- DIRECTIVE: Omit the pictures from the entries below and retype everything else exactly.

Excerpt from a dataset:

◆ ◆ ◆ ◆ ◆ ◆ ◆

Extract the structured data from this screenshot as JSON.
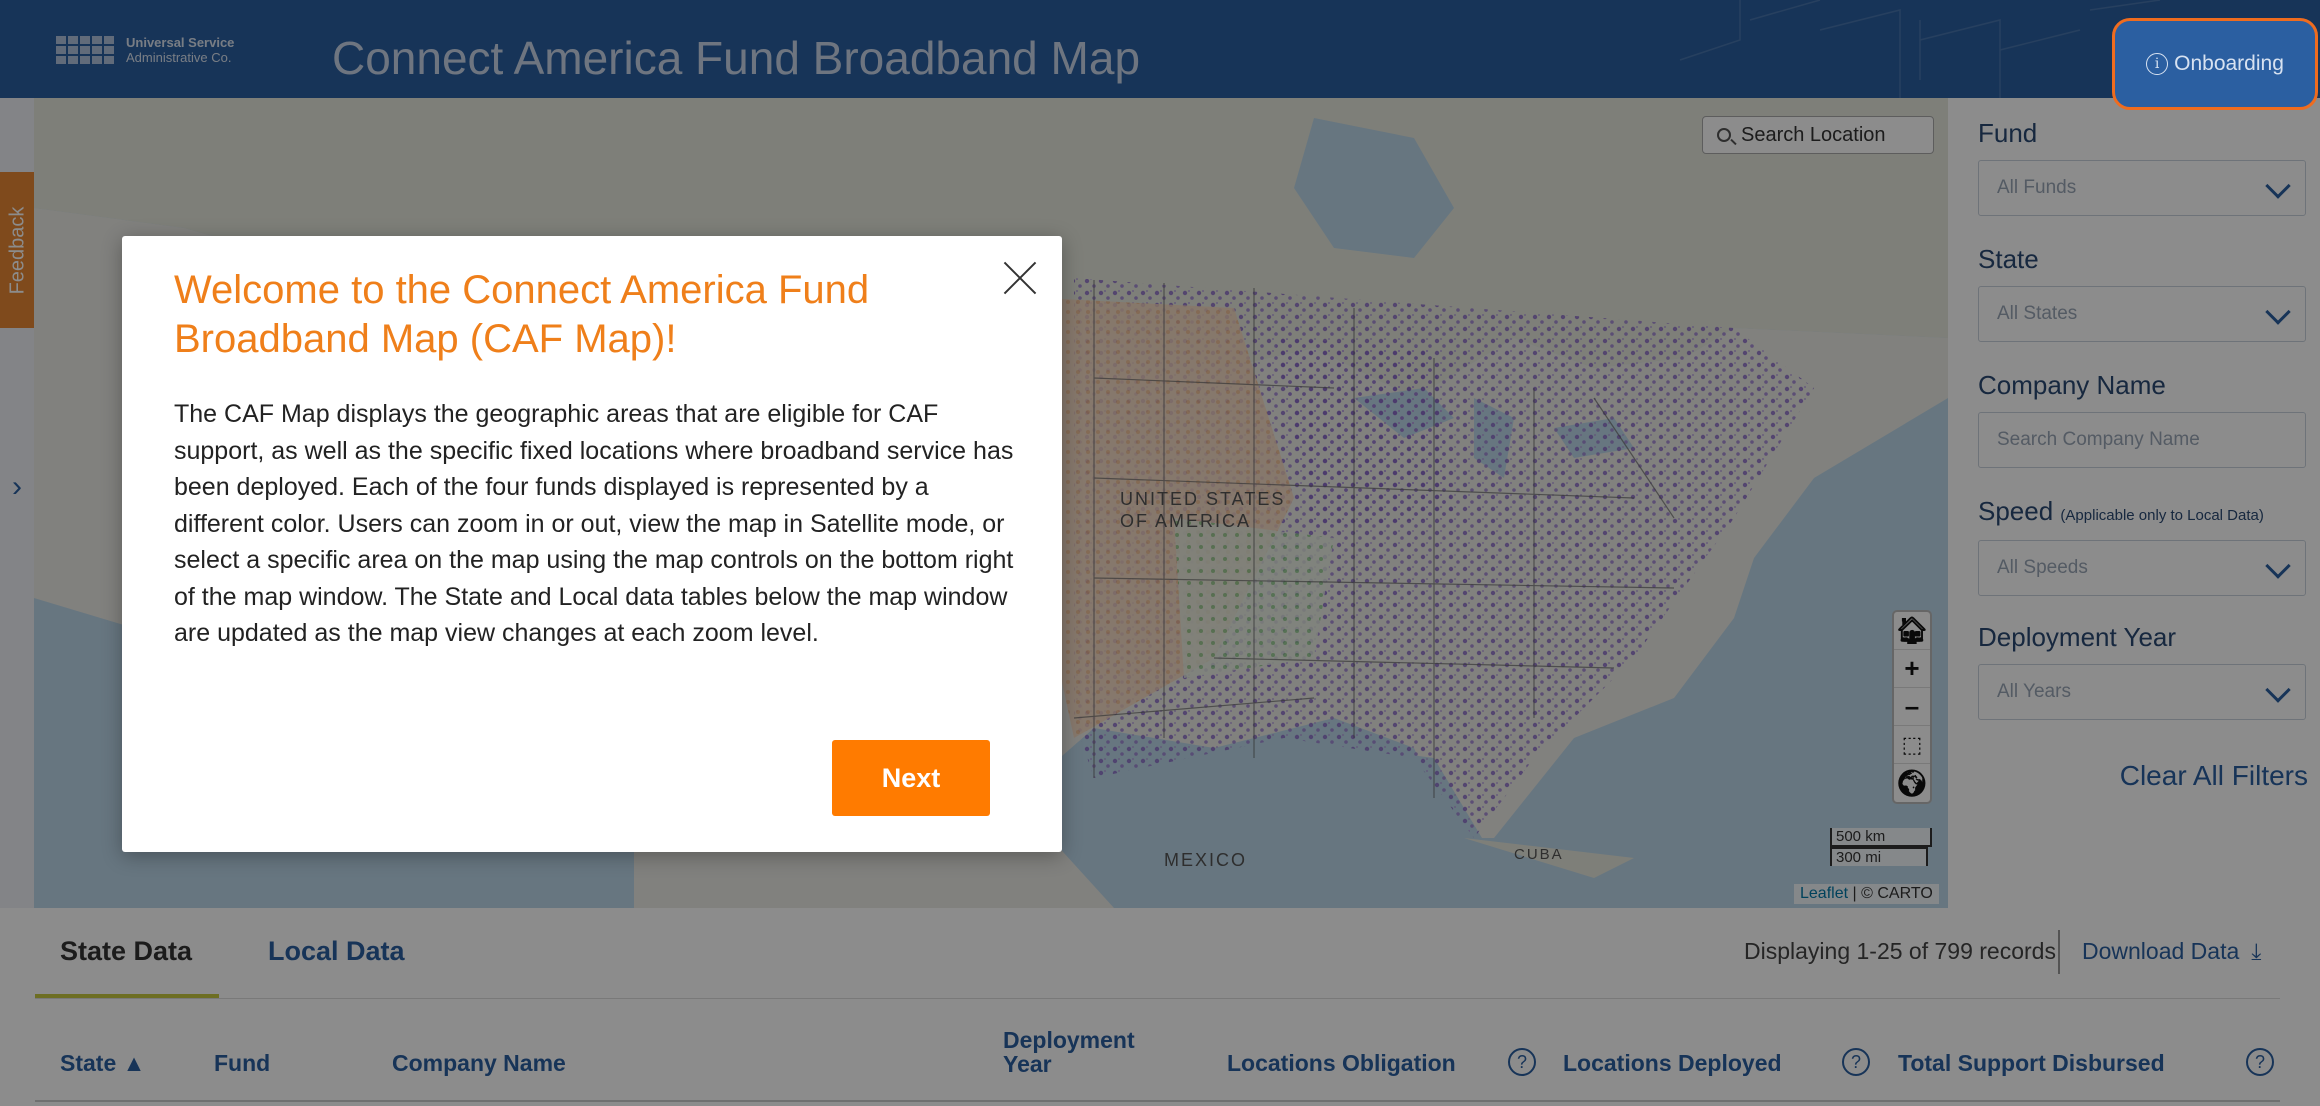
{
  "header": {
    "logo_line1": "Universal Service",
    "logo_line2": "Administrative Co.",
    "title": "Connect America Fund Broadband Map",
    "onboarding_label": "Onboarding"
  },
  "feedback_label": "Feedback",
  "map": {
    "search_placeholder": "Search Location",
    "labels": {
      "usa": "UNITED STATES\nOF AMERICA",
      "mexico": "MEXICO",
      "cuba": "CUBA"
    },
    "scale_km": "500 km",
    "scale_mi": "300 mi",
    "attribution_leaflet": "Leaflet",
    "attribution_carto": "| © CARTO",
    "controls": [
      "home-icon",
      "zoom-in-icon",
      "zoom-out-icon",
      "box-select-icon",
      "satellite-globe-icon"
    ]
  },
  "filters": {
    "fund_label": "Fund",
    "fund_value": "All Funds",
    "state_label": "State",
    "state_value": "All States",
    "company_label": "Company Name",
    "company_placeholder": "Search Company Name",
    "speed_label": "Speed",
    "speed_note": "(Applicable only to Local Data)",
    "speed_value": "All Speeds",
    "year_label": "Deployment Year",
    "year_value": "All Years",
    "clear_label": "Clear All Filters"
  },
  "table": {
    "tabs": [
      "State Data",
      "Local Data"
    ],
    "records_text": "Displaying 1-25 of 799 records",
    "download_label": "Download Data",
    "columns": {
      "state": "State ▲",
      "fund": "Fund",
      "company": "Company Name",
      "year_line1": "Deployment",
      "year_line2": "Year",
      "obligation": "Locations Obligation",
      "deployed": "Locations Deployed",
      "disbursed": "Total Support Disbursed"
    }
  },
  "modal": {
    "title": "Welcome to the Connect America Fund Broadband Map (CAF Map)!",
    "body": "The CAF Map displays the geographic areas that are eligible for CAF support, as well as the specific fixed locations where broadband service has been deployed. Each of the four funds displayed is represented by a different color. Users can zoom in or out, view the map in Satellite mode, or select a specific area on the map using the map controls on the bottom right of the map window. The State and Local data tables below the map window are updated as the map view changes at each zoom level.",
    "next_label": "Next"
  },
  "colors": {
    "brand_blue": "#2b5fa1",
    "accent_orange": "#ef7f1a",
    "button_orange": "#ff7b00",
    "fund_purple": "#8b6cc7",
    "fund_peach": "#f2b98a",
    "fund_green": "#8cc98a",
    "highlight_ring": "#ef6c1f"
  }
}
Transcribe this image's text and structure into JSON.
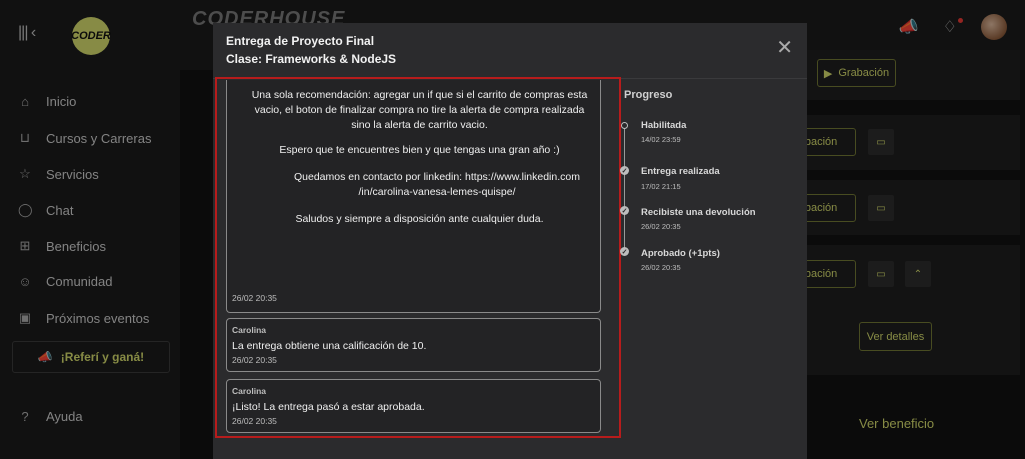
{
  "app": {
    "brand": "CODER",
    "brand_background": "CODERHOUSE"
  },
  "sidebar": {
    "items": [
      {
        "icon": "home-icon",
        "label": "Inicio"
      },
      {
        "icon": "cart-icon",
        "label": "Cursos y Carreras"
      },
      {
        "icon": "star-icon",
        "label": "Servicios"
      },
      {
        "icon": "chat-icon",
        "label": "Chat"
      },
      {
        "icon": "gift-icon",
        "label": "Beneficios"
      },
      {
        "icon": "community-icon",
        "label": "Comunidad"
      },
      {
        "icon": "calendar-icon",
        "label": "Próximos eventos"
      }
    ],
    "referral": "¡Referí y ganá!",
    "help": "Ayuda"
  },
  "background": {
    "recording_label": "Grabación",
    "recording_partial": "abación",
    "details_label": "Ver detalles",
    "benefit_link": "Ver beneficio"
  },
  "modal": {
    "title_line1": "Entrega de Proyecto Final",
    "title_line2": "Clase: Frameworks & NodeJS",
    "close": "✕",
    "main_message": {
      "paragraphs": [
        "Una sola recomendación: agregar un if que si el carrito de compras esta vacio, el boton de finalizar compra no tire la alerta de compra realizada sino la alerta de carrito vacio.",
        "Espero que te encuentres bien y que tengas una gran año :)",
        "Quedamos en contacto por linkedin:  https://www.linkedin.com /in/carolina-vanesa-lemes-quispe/",
        "Saludos y siempre a disposición ante cualquier duda."
      ],
      "time": "26/02 20:35"
    },
    "messages": [
      {
        "author": "Carolina",
        "body": "La entrega obtiene una calificación de 10.",
        "time": "26/02 20:35"
      },
      {
        "author": "Carolina",
        "body": "¡Listo! La entrega pasó a estar aprobada.",
        "time": "26/02 20:35"
      }
    ],
    "progress": {
      "title": "Progreso",
      "steps": [
        {
          "label": "Habilitada",
          "date": "14/02 23:59"
        },
        {
          "label": "Entrega realizada",
          "date": "17/02 21:15"
        },
        {
          "label": "Recibiste una devolución",
          "date": "26/02 20:35"
        },
        {
          "label": "Aprobado (+1pts)",
          "date": "26/02 20:35"
        }
      ]
    }
  },
  "colors": {
    "accent": "#cfd66a",
    "highlight": "#b71c1c",
    "modal_bg": "#2b2b2d"
  }
}
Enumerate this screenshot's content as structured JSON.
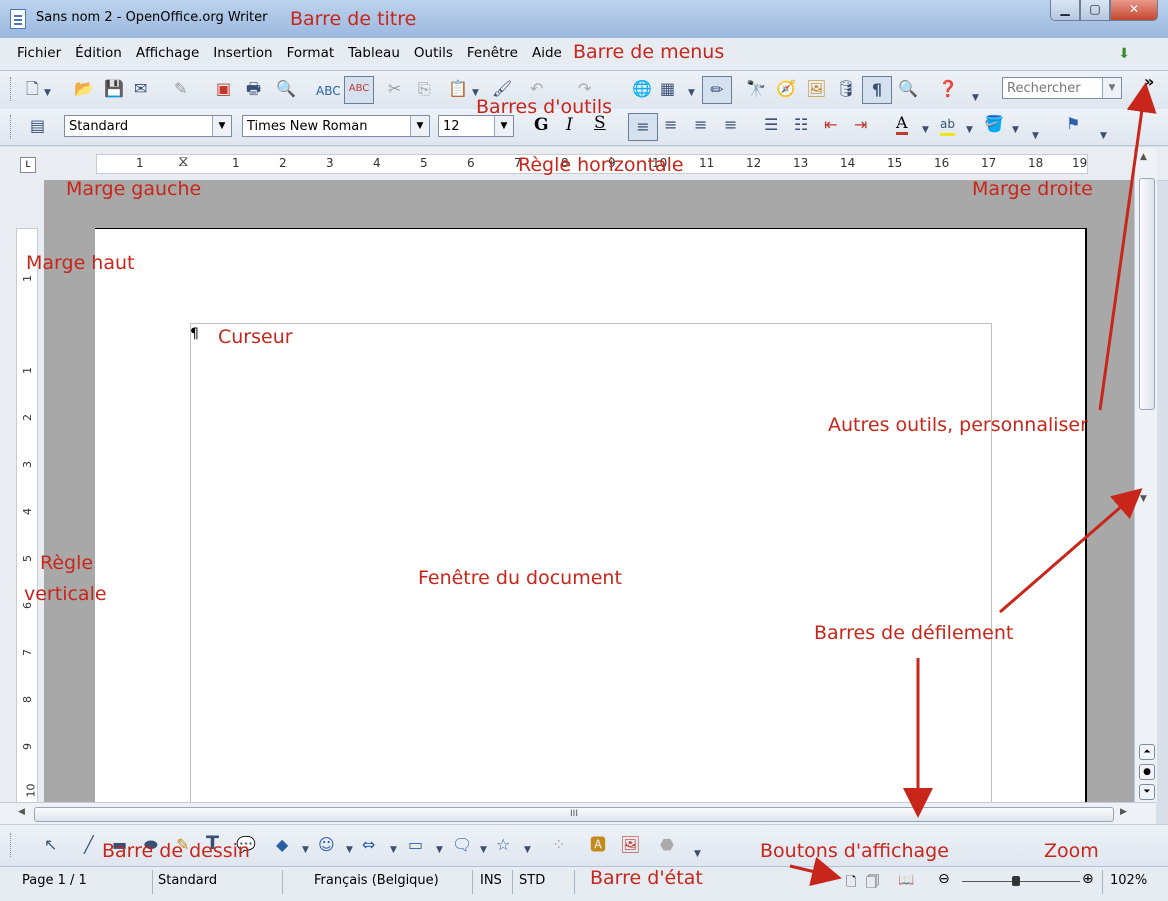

◆ ◆ ◆ ◆ ◆ ◆ ◆

- RESPONSE TO THIS TASK:
Extract the structured data from this screenshot as JSON.
{
  "header": {
    "logo_line1": "Universal Service",
    "logo_line2": "Administrative Co.",
    "title": "Connect America Fund Broadband Map",
    "onboarding_label": "Onboarding"
  },
  "feedback_label": "Feedback",
  "map": {
    "search_placeholder": "Search Location",
    "labels": {
      "usa": "UNITED STATES\nOF AMERICA",
      "mexico": "MEXICO",
      "cuba": "CUBA"
    },
    "scale_km": "500 km",
    "scale_mi": "300 mi",
    "attribution_leaflet": "Leaflet",
    "attribution_carto": "| © CARTO",
    "controls": [
      "home-icon",
      "zoom-in-icon",
      "zoom-out-icon",
      "box-select-icon",
      "satellite-globe-icon"
    ]
  },
  "filters": {
    "fund_label": "Fund",
    "fund_value": "All Funds",
    "state_label": "State",
    "state_value": "All States",
    "company_label": "Company Name",
    "company_placeholder": "Search Company Name",
    "speed_label": "Speed",
    "speed_note": "(Applicable only to Local Data)",
    "speed_value": "All Speeds",
    "year_label": "Deployment Year",
    "year_value": "All Years",
    "clear_label": "Clear All Filters"
  },
  "table": {
    "tabs": [
      "State Data",
      "Local Data"
    ],
    "records_text": "Displaying 1-25 of 799 records",
    "download_label": "Download Data",
    "columns": {
      "state": "State ▲",
      "fund": "Fund",
      "company": "Company Name",
      "year_line1": "Deployment",
      "year_line2": "Year",
      "obligation": "Locations Obligation",
      "deployed": "Locations Deployed",
      "disbursed": "Total Support Disbursed"
    }
  },
  "modal": {
    "title": "Welcome to the Connect America Fund Broadband Map (CAF Map)!",
    "body": "The CAF Map displays the geographic areas that are eligible for CAF support, as well as the specific fixed locations where broadband service has been deployed. Each of the four funds displayed is represented by a different color. Users can zoom in or out, view the map in Satellite mode, or select a specific area on the map using the map controls on the bottom right of the map window. The State and Local data tables below the map window are updated as the map view changes at each zoom level.",
    "next_label": "Next"
  },
  "colors": {
    "brand_blue": "#2b5fa1",
    "accent_orange": "#ef7f1a",
    "button_orange": "#ff7b00",
    "fund_purple": "#8b6cc7",
    "fund_peach": "#f2b98a",
    "fund_green": "#8cc98a",
    "highlight_ring": "#ef6c1f"
  }
}
Transcribe this image's text and structure into JSON.
{
  "app": {
    "brand": "CODER",
    "brand_background": "CODERHOUSE"
  },
  "sidebar": {
    "items": [
      {
        "icon": "home-icon",
        "label": "Inicio"
      },
      {
        "icon": "cart-icon",
        "label": "Cursos y Carreras"
      },
      {
        "icon": "star-icon",
        "label": "Servicios"
      },
      {
        "icon": "chat-icon",
        "label": "Chat"
      },
      {
        "icon": "gift-icon",
        "label": "Beneficios"
      },
      {
        "icon": "community-icon",
        "label": "Comunidad"
      },
      {
        "icon": "calendar-icon",
        "label": "Próximos eventos"
      }
    ],
    "referral": "¡Referí y ganá!",
    "help": "Ayuda"
  },
  "background": {
    "recording_label": "Grabación",
    "recording_partial": "abación",
    "details_label": "Ver detalles",
    "benefit_link": "Ver beneficio"
  },
  "modal": {
    "title_line1": "Entrega de Proyecto Final",
    "title_line2": "Clase: Frameworks & NodeJS",
    "close": "✕",
    "main_message": {
      "paragraphs": [
        "Una sola recomendación: agregar un if que si el carrito de compras esta vacio, el boton de finalizar compra no tire la alerta de compra realizada sino la alerta de carrito vacio.",
        "Espero que te encuentres bien y que tengas una gran año :)",
        "Quedamos en contacto por linkedin:  https://www.linkedin.com /in/carolina-vanesa-lemes-quispe/",
        "Saludos y siempre a disposición ante cualquier duda."
      ],
      "time": "26/02 20:35"
    },
    "messages": [
      {
        "author": "Carolina",
        "body": "La entrega obtiene una calificación de 10.",
        "time": "26/02 20:35"
      },
      {
        "author": "Carolina",
        "body": "¡Listo! La entrega pasó a estar aprobada.",
        "time": "26/02 20:35"
      }
    ],
    "progress": {
      "title": "Progreso",
      "steps": [
        {
          "label": "Habilitada",
          "date": "14/02 23:59"
        },
        {
          "label": "Entrega realizada",
          "date": "17/02 21:15"
        },
        {
          "label": "Recibiste una devolución",
          "date": "26/02 20:35"
        },
        {
          "label": "Aprobado (+1pts)",
          "date": "26/02 20:35"
        }
      ]
    }
  },
  "colors": {
    "accent": "#cfd66a",
    "highlight": "#b71c1c",
    "modal_bg": "#2b2b2d"
  }
}
Enumerate this screenshot's content as structured JSON.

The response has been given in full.